Task requirements: Repeat the records word for word, from their first line up to and including the line that contains "Point [50,274,61,282]".

Records:

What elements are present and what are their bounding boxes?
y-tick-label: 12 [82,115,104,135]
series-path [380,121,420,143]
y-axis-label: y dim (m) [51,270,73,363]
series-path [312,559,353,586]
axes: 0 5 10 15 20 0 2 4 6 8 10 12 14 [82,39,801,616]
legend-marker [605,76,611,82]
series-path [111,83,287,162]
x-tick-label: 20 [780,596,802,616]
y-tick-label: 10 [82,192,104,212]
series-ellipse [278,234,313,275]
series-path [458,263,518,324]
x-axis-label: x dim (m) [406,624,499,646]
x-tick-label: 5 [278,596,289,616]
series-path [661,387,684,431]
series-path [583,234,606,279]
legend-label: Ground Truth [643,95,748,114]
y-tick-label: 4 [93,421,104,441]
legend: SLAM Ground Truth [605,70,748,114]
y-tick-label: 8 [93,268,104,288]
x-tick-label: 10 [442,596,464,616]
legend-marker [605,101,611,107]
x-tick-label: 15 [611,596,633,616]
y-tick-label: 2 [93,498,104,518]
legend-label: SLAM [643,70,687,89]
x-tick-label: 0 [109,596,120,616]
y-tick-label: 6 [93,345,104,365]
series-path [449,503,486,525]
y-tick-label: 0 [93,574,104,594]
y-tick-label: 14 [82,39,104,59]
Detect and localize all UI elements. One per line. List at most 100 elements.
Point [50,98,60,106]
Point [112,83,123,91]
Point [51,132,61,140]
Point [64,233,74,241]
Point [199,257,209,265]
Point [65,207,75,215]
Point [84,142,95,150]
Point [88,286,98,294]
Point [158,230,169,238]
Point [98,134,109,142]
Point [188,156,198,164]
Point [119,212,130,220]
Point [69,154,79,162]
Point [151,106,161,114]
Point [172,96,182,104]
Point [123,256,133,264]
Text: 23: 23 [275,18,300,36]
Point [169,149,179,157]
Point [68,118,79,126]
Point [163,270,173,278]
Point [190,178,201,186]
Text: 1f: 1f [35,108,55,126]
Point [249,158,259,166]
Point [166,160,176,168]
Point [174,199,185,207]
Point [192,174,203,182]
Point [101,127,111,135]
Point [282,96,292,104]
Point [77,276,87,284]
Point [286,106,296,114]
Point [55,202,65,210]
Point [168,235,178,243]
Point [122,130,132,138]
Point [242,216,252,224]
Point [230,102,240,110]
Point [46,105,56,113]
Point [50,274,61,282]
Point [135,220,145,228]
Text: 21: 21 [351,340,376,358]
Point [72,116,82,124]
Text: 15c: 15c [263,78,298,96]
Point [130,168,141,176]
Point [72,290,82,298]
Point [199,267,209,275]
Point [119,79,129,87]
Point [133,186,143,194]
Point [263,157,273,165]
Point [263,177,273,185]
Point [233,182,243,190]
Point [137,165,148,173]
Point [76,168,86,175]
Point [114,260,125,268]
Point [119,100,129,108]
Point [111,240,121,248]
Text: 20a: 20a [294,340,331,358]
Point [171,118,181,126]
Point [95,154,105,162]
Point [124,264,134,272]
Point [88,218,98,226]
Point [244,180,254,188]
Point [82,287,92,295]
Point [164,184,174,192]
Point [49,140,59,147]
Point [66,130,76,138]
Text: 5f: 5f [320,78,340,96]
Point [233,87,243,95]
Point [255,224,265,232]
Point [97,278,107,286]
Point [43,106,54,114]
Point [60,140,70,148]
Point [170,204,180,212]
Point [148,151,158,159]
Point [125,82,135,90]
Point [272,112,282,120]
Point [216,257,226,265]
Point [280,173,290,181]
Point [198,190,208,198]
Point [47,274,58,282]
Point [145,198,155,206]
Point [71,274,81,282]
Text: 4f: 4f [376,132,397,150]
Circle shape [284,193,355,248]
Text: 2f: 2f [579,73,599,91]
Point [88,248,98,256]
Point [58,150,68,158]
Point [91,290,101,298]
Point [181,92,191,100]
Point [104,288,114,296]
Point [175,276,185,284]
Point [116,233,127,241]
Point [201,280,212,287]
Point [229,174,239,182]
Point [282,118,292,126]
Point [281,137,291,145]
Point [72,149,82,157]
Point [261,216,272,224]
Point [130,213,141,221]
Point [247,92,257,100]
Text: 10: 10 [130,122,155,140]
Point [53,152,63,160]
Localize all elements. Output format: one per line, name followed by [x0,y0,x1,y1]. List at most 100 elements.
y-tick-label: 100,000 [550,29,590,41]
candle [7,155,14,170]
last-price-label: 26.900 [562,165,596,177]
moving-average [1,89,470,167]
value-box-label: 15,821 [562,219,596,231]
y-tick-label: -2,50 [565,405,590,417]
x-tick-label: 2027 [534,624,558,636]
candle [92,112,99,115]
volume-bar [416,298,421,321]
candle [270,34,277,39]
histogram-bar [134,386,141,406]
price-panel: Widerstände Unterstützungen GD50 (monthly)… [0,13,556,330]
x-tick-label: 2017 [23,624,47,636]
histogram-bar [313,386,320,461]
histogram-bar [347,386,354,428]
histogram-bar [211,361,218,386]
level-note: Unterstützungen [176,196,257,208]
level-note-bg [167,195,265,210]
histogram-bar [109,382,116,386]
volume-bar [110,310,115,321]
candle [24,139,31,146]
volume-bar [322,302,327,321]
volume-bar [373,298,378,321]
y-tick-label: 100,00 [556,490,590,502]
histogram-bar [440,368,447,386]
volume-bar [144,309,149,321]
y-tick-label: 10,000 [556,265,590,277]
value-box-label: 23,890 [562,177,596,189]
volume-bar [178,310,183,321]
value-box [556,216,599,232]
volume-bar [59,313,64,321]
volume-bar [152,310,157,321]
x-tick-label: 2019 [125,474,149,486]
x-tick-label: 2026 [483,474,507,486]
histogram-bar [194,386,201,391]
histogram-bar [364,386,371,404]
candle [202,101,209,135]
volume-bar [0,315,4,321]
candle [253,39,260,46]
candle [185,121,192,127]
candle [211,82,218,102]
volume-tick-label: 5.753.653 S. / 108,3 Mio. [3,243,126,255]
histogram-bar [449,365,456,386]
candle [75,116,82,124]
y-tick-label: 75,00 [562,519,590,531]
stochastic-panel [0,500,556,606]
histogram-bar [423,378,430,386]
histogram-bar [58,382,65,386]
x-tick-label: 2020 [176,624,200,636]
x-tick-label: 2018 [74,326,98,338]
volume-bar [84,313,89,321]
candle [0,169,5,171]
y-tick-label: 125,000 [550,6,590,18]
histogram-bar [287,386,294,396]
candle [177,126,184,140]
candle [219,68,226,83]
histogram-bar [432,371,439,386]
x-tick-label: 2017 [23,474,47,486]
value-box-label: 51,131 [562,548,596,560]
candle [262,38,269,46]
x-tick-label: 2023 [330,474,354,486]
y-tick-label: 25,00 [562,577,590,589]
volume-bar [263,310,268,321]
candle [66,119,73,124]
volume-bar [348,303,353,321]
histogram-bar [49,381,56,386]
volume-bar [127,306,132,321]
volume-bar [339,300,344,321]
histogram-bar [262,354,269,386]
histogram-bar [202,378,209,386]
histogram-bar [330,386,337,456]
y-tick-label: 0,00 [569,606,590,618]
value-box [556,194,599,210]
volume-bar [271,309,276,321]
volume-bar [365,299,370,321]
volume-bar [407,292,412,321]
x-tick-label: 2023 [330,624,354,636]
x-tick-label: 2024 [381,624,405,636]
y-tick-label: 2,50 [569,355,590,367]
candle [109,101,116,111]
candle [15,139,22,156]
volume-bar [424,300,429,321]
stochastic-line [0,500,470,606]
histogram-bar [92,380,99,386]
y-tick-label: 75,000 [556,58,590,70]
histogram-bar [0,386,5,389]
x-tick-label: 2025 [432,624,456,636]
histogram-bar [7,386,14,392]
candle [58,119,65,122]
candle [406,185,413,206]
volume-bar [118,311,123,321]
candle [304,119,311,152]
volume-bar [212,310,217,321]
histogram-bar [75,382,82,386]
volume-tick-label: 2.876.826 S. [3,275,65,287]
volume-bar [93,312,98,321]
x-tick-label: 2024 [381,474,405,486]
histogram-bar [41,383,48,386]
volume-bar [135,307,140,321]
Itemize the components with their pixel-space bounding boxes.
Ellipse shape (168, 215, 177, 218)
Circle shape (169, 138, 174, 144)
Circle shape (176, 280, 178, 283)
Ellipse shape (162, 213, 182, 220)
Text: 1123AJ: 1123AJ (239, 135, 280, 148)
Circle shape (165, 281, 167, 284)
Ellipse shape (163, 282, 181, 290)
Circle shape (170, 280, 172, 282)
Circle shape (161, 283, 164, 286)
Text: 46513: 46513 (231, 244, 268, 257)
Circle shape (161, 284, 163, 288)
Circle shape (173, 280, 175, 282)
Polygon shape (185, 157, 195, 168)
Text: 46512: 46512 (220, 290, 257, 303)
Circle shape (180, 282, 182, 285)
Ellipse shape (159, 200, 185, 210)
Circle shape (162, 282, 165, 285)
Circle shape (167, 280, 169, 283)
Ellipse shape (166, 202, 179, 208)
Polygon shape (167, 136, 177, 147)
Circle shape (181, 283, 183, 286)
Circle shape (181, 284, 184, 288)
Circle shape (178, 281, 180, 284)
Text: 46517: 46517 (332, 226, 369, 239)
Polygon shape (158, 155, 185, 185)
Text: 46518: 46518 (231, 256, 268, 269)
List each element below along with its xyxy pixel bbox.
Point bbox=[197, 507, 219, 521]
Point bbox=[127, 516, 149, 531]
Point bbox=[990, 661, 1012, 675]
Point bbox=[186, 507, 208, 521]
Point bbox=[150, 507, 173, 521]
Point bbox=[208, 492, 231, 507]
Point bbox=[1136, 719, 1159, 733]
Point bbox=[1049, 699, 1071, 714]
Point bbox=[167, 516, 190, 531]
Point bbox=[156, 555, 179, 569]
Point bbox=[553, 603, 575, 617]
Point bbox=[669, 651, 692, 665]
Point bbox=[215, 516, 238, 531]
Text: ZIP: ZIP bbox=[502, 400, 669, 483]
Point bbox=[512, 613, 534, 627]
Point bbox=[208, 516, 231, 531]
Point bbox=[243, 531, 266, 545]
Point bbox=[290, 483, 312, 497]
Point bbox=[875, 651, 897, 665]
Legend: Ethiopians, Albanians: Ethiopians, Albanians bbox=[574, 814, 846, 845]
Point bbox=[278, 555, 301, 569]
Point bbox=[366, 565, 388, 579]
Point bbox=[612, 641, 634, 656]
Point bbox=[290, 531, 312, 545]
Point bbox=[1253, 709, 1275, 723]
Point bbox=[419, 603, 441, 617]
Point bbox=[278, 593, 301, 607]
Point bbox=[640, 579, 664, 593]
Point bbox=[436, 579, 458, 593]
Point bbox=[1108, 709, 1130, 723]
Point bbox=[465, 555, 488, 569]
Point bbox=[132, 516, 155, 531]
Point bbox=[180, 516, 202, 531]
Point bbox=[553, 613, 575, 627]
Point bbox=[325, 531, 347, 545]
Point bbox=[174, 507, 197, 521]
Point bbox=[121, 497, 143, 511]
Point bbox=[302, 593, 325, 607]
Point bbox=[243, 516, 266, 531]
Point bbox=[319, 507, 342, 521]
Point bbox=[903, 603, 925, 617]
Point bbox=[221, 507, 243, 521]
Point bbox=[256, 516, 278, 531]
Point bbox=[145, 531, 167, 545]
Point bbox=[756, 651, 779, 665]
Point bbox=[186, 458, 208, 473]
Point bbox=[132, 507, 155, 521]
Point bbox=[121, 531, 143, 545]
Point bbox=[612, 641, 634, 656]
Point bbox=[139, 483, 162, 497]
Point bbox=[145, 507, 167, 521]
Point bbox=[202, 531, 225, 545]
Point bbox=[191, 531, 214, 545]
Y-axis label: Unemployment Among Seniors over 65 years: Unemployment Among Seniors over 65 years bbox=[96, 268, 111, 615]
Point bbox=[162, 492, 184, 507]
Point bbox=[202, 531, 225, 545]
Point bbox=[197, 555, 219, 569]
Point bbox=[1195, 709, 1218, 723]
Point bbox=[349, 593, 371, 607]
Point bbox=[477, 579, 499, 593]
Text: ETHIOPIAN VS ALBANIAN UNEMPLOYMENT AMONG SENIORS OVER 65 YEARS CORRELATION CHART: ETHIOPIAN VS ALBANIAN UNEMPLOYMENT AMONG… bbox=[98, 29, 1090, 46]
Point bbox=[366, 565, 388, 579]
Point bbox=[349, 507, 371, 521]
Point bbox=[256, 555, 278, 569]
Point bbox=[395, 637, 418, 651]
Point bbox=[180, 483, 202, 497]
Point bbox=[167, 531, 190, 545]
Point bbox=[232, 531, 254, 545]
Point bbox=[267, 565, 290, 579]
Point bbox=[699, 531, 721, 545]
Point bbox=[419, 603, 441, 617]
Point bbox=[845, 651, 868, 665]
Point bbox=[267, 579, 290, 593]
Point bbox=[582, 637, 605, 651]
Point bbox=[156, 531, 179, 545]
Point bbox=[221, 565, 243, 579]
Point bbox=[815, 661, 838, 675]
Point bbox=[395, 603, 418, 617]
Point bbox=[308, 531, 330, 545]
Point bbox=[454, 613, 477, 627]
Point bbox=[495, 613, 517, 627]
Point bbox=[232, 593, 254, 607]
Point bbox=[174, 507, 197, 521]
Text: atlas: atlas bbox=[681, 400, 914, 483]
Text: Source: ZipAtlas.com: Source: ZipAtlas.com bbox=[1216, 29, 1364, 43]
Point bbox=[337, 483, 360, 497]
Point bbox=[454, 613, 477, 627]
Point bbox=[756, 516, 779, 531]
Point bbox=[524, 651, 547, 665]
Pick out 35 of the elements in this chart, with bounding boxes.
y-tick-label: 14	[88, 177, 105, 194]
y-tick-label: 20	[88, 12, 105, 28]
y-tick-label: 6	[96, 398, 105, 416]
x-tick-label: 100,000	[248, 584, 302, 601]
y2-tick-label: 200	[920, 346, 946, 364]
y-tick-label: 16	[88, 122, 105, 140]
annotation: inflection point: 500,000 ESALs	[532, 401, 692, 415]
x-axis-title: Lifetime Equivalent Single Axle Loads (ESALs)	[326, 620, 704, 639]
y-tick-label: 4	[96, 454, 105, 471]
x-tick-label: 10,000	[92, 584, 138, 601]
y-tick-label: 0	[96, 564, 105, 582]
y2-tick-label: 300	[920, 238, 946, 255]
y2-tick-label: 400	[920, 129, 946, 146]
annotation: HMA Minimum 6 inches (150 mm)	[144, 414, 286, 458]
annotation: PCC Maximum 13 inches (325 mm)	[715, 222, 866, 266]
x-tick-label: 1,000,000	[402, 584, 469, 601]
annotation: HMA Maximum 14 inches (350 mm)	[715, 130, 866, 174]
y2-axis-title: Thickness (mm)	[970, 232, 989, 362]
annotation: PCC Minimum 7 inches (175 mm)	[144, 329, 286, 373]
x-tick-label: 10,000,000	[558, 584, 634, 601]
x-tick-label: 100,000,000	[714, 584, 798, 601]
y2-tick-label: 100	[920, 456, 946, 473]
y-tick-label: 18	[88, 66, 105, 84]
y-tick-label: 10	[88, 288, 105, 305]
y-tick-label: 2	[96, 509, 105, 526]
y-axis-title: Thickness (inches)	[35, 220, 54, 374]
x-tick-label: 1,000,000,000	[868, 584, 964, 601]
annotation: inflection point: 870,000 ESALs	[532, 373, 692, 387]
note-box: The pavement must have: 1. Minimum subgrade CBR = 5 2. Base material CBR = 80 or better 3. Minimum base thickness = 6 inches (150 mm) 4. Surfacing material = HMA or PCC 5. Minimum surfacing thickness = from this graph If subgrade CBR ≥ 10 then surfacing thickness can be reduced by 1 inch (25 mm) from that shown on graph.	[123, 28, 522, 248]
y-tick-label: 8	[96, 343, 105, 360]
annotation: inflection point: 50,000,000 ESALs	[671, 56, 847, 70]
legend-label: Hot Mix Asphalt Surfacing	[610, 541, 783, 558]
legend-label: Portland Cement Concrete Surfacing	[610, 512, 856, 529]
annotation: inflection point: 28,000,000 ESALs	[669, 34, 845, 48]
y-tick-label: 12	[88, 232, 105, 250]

Response to the exercise:
What elements are present and what are their bounding boxes?
y-tick-label: 12 [82,115,104,135]
series-path [380,121,420,143]
y-axis-label: y dim (m) [51,270,73,363]
series-path [312,559,353,586]
axes: 0 5 10 15 20 0 2 4 6 8 10 12 14 [82,39,801,616]
legend-marker [605,76,611,82]
series-path [111,83,287,162]
x-tick-label: 20 [780,596,802,616]
y-tick-label: 10 [82,192,104,212]
series-ellipse [278,234,313,275]
series-path [458,263,518,324]
x-axis-label: x dim (m) [406,624,499,646]
x-tick-label: 5 [278,596,289,616]
series-path [661,387,684,431]
series-path [583,234,606,279]
legend-label: Ground Truth [643,95,748,114]
y-tick-label: 4 [93,421,104,441]
legend: SLAM Ground Truth [605,70,748,114]
y-tick-label: 8 [93,268,104,288]
x-tick-label: 10 [442,596,464,616]
legend-marker [605,101,611,107]
x-tick-label: 15 [611,596,633,616]
y-tick-label: 2 [93,498,104,518]
legend-label: SLAM [643,70,687,89]
x-tick-label: 0 [109,596,120,616]
y-tick-label: 6 [93,345,104,365]
series-path [449,503,486,525]
y-tick-label: 0 [93,574,104,594]
y-tick-label: 14 [82,39,104,59]
Detect and localize all UI elements. One per line. List at most 100 elements.
Point [50,98,60,106]
Point [112,83,123,91]
Point [51,132,61,140]
Point [64,233,74,241]
Point [199,257,209,265]
Point [65,207,75,215]
Point [84,142,95,150]
Point [88,286,98,294]
Point [158,230,169,238]
Point [98,134,109,142]
Point [188,156,198,164]
Point [119,212,130,220]
Point [69,154,79,162]
Point [151,106,161,114]
Point [172,96,182,104]
Point [123,256,133,264]
Text: 23: 23 [275,18,300,36]
Point [169,149,179,157]
Point [68,118,79,126]
Point [163,270,173,278]
Point [190,178,201,186]
Text: 1f: 1f [35,108,55,126]
Point [249,158,259,166]
Point [166,160,176,168]
Point [174,199,185,207]
Point [192,174,203,182]
Point [101,127,111,135]
Point [282,96,292,104]
Point [77,276,87,284]
Point [286,106,296,114]
Point [55,202,65,210]
Point [168,235,178,243]
Point [122,130,132,138]
Point [242,216,252,224]
Point [230,102,240,110]
Point [46,105,56,113]
Point [50,274,61,282]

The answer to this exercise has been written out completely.